Set problem: Reproduce every entry exactly, without alteration.

Provided records:
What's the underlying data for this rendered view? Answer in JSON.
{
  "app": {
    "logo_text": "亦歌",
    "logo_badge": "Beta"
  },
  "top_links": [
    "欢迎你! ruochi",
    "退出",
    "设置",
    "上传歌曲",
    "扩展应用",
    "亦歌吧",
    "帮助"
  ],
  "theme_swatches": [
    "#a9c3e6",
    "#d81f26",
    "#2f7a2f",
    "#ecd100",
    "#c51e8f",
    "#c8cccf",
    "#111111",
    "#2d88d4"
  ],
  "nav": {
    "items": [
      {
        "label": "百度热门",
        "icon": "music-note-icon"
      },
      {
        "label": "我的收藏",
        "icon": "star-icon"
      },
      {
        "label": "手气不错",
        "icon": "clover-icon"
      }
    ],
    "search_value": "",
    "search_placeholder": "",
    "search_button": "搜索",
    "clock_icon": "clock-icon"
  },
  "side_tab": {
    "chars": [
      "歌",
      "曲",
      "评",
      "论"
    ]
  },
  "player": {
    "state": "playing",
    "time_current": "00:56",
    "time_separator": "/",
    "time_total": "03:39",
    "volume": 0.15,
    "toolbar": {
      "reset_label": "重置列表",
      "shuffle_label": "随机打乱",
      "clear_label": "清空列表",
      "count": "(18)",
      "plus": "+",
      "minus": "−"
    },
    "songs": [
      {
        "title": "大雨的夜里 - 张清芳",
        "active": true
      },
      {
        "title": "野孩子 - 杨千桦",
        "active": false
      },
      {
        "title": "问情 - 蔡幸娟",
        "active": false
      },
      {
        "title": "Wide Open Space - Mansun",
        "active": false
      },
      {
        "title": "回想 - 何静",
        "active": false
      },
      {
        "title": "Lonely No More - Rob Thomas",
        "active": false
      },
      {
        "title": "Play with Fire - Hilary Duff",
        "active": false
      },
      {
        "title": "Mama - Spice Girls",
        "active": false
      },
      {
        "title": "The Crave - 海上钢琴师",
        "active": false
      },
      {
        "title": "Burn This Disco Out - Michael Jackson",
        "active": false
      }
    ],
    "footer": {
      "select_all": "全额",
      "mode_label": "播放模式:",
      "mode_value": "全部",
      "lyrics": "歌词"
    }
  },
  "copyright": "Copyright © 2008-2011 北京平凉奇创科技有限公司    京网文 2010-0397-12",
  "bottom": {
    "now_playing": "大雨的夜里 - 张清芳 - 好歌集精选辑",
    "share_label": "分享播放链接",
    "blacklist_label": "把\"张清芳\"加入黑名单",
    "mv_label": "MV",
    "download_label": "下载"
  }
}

Response below:
What's the underlying data for this rendered view? Answer in JSON.
{
  "app": {
    "logo_text": "亦歌",
    "logo_badge": "Beta"
  },
  "top_links": [
    "欢迎你! ruochi",
    "退出",
    "设置",
    "上传歌曲",
    "扩展应用",
    "亦歌吧",
    "帮助"
  ],
  "theme_swatches": [
    "#a9c3e6",
    "#d81f26",
    "#2f7a2f",
    "#ecd100",
    "#c51e8f",
    "#c8cccf",
    "#111111",
    "#2d88d4"
  ],
  "nav": {
    "items": [
      {
        "label": "百度热门",
        "icon": "music-note-icon"
      },
      {
        "label": "我的收藏",
        "icon": "star-icon"
      },
      {
        "label": "手气不错",
        "icon": "clover-icon"
      }
    ],
    "search_value": "",
    "search_placeholder": "",
    "search_button": "搜索",
    "clock_icon": "clock-icon"
  },
  "side_tab": {
    "chars": [
      "歌",
      "曲",
      "评",
      "论"
    ]
  },
  "player": {
    "state": "playing",
    "time_current": "00:56",
    "time_separator": "/",
    "time_total": "03:39",
    "volume": 0.15,
    "toolbar": {
      "reset_label": "重置列表",
      "shuffle_label": "随机打乱",
      "clear_label": "清空列表",
      "count": "(18)",
      "plus": "+",
      "minus": "−"
    },
    "songs": [
      {
        "title": "大雨的夜里 - 张清芳",
        "active": true
      },
      {
        "title": "野孩子 - 杨千桦",
        "active": false
      },
      {
        "title": "问情 - 蔡幸娟",
        "active": false
      },
      {
        "title": "Wide Open Space - Mansun",
        "active": false
      },
      {
        "title": "回想 - 何静",
        "active": false
      },
      {
        "title": "Lonely No More - Rob Thomas",
        "active": false
      },
      {
        "title": "Play with Fire - Hilary Duff",
        "active": false
      },
      {
        "title": "Mama - Spice Girls",
        "active": false
      },
      {
        "title": "The Crave - 海上钢琴师",
        "active": false
      },
      {
        "title": "Burn This Disco Out - Michael Jackson",
        "active": false
      }
    ],
    "footer": {
      "select_all": "全额",
      "mode_label": "播放模式:",
      "mode_value": "全部",
      "lyrics": "歌词"
    }
  },
  "copyright": "Copyright © 2008-2011 北京平凉奇创科技有限公司    京网文 2010-0397-12",
  "bottom": {
    "now_playing": "大雨的夜里 - 张清芳 - 好歌集精选辑",
    "share_label": "分享播放链接",
    "blacklist_label": "把\"张清芳\"加入黑名单",
    "mv_label": "MV",
    "download_label": "下载"
  }
}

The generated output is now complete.